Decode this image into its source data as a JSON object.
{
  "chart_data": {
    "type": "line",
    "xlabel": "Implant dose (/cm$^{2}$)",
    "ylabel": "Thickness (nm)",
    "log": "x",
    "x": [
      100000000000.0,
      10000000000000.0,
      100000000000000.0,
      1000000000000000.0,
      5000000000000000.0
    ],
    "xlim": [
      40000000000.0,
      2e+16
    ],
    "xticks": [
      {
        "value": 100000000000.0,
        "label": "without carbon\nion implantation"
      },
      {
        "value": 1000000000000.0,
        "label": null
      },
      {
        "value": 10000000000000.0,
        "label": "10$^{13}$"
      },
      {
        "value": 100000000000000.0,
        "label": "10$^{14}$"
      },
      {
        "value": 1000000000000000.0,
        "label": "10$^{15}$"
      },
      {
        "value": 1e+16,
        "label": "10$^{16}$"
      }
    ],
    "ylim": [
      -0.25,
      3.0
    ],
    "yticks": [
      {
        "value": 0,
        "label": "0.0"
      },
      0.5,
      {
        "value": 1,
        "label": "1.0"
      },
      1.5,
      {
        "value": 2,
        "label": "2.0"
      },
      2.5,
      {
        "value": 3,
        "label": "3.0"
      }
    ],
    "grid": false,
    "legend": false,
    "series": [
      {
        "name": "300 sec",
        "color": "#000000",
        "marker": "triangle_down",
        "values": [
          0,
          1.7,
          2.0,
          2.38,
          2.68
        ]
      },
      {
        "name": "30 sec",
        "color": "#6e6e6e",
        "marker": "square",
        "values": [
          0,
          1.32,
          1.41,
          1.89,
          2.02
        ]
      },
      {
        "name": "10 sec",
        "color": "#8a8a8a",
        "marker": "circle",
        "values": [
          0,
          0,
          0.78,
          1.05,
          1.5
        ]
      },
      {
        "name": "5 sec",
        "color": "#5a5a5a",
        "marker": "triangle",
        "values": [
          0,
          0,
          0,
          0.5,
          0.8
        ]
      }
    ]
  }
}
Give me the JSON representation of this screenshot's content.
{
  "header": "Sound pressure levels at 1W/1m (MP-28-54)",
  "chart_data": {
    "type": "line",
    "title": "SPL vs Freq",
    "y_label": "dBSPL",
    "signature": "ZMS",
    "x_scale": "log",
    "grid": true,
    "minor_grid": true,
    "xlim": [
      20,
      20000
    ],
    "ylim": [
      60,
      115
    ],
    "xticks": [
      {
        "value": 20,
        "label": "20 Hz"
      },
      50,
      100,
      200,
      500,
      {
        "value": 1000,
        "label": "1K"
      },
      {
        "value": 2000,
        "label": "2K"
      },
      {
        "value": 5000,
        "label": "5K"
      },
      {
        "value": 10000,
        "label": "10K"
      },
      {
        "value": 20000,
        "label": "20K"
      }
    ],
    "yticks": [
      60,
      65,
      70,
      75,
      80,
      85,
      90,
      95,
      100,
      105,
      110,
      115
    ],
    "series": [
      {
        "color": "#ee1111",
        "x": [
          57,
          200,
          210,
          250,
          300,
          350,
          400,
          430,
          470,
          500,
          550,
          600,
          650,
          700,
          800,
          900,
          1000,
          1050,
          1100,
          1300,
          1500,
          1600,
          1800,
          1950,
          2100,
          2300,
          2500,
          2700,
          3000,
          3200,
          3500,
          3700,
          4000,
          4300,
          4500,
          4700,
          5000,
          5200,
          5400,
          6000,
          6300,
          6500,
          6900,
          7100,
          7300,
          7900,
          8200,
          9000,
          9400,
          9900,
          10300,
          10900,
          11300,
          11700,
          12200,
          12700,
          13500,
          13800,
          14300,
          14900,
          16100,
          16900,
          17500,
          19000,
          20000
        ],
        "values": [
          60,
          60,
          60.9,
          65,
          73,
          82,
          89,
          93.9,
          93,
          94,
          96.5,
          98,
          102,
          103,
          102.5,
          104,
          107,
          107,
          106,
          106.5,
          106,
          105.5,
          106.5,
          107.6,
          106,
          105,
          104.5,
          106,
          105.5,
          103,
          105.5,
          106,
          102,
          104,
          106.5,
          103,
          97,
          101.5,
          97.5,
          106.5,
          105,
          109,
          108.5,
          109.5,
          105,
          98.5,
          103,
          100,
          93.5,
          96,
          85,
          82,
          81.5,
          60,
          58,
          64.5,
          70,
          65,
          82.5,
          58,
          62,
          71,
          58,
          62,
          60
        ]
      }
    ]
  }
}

▬▬▬▬▬▬▬▬▬▬

**Exercise instructions**
Give back all the records exactly as they stand.

**The reply**
Decode this image into its source data as a JSON object.
{
  "chart_data": {
    "type": "line",
    "xlabel": "Implant dose (/cm$^{2}$)",
    "ylabel": "Thickness (nm)",
    "log": "x",
    "x": [
      100000000000.0,
      10000000000000.0,
      100000000000000.0,
      1000000000000000.0,
      5000000000000000.0
    ],
    "xlim": [
      40000000000.0,
      2e+16
    ],
    "xticks": [
      {
        "value": 100000000000.0,
        "label": "without carbon\nion implantation"
      },
      {
        "value": 1000000000000.0,
        "label": null
      },
      {
        "value": 10000000000000.0,
        "label": "10$^{13}$"
      },
      {
        "value": 100000000000000.0,
        "label": "10$^{14}$"
      },
      {
        "value": 1000000000000000.0,
        "label": "10$^{15}$"
      },
      {
        "value": 1e+16,
        "label": "10$^{16}$"
      }
    ],
    "ylim": [
      -0.25,
      3.0
    ],
    "yticks": [
      {
        "value": 0,
        "label": "0.0"
      },
      0.5,
      {
        "value": 1,
        "label": "1.0"
      },
      1.5,
      {
        "value": 2,
        "label": "2.0"
      },
      2.5,
      {
        "value": 3,
        "label": "3.0"
      }
    ],
    "grid": false,
    "legend": false,
    "series": [
      {
        "name": "300 sec",
        "color": "#000000",
        "marker": "triangle_down",
        "values": [
          0,
          1.7,
          2.0,
          2.38,
          2.68
        ]
      },
      {
        "name": "30 sec",
        "color": "#6e6e6e",
        "marker": "square",
        "values": [
          0,
          1.32,
          1.41,
          1.89,
          2.02
        ]
      },
      {
        "name": "10 sec",
        "color": "#8a8a8a",
        "marker": "circle",
        "values": [
          0,
          0,
          0.78,
          1.05,
          1.5
        ]
      },
      {
        "name": "5 sec",
        "color": "#5a5a5a",
        "marker": "triangle",
        "values": [
          0,
          0,
          0,
          0.5,
          0.8
        ]
      }
    ]
  }
}
Give me the JSON representation of this screenshot's content.
{
  "header": "Sound pressure levels at 1W/1m (MP-28-54)",
  "chart_data": {
    "type": "line",
    "title": "SPL vs Freq",
    "y_label": "dBSPL",
    "signature": "ZMS",
    "x_scale": "log",
    "grid": true,
    "minor_grid": true,
    "xlim": [
      20,
      20000
    ],
    "ylim": [
      60,
      115
    ],
    "xticks": [
      {
        "value": 20,
        "label": "20 Hz"
      },
      50,
      100,
      200,
      500,
      {
        "value": 1000,
        "label": "1K"
      },
      {
        "value": 2000,
        "label": "2K"
      },
      {
        "value": 5000,
        "label": "5K"
      },
      {
        "value": 10000,
        "label": "10K"
      },
      {
        "value": 20000,
        "label": "20K"
      }
    ],
    "yticks": [
      60,
      65,
      70,
      75,
      80,
      85,
      90,
      95,
      100,
      105,
      110,
      115
    ],
    "series": [
      {
        "color": "#ee1111",
        "x": [
          57,
          200,
          210,
          250,
          300,
          350,
          400,
          430,
          470,
          500,
          550,
          600,
          650,
          700,
          800,
          900,
          1000,
          1050,
          1100,
          1300,
          1500,
          1600,
          1800,
          1950,
          2100,
          2300,
          2500,
          2700,
          3000,
          3200,
          3500,
          3700,
          4000,
          4300,
          4500,
          4700,
          5000,
          5200,
          5400,
          6000,
          6300,
          6500,
          6900,
          7100,
          7300,
          7900,
          8200,
          9000,
          9400,
          9900,
          10300,
          10900,
          11300,
          11700,
          12200,
          12700,
          13500,
          13800,
          14300,
          14900,
          16100,
          16900,
          17500,
          19000,
          20000
        ],
        "values": [
          60,
          60,
          60.9,
          65,
          73,
          82,
          89,
          93.9,
          93,
          94,
          96.5,
          98,
          102,
          103,
          102.5,
          104,
          107,
          107,
          106,
          106.5,
          106,
          105.5,
          106.5,
          107.6,
          106,
          105,
          104.5,
          106,
          105.5,
          103,
          105.5,
          106,
          102,
          104,
          106.5,
          103,
          97,
          101.5,
          97.5,
          106.5,
          105,
          109,
          108.5,
          109.5,
          105,
          98.5,
          103,
          100,
          93.5,
          96,
          85,
          82,
          81.5,
          60,
          58,
          64.5,
          70,
          65,
          82.5,
          58,
          62,
          71,
          58,
          62,
          60
        ]
      }
    ]
  }
}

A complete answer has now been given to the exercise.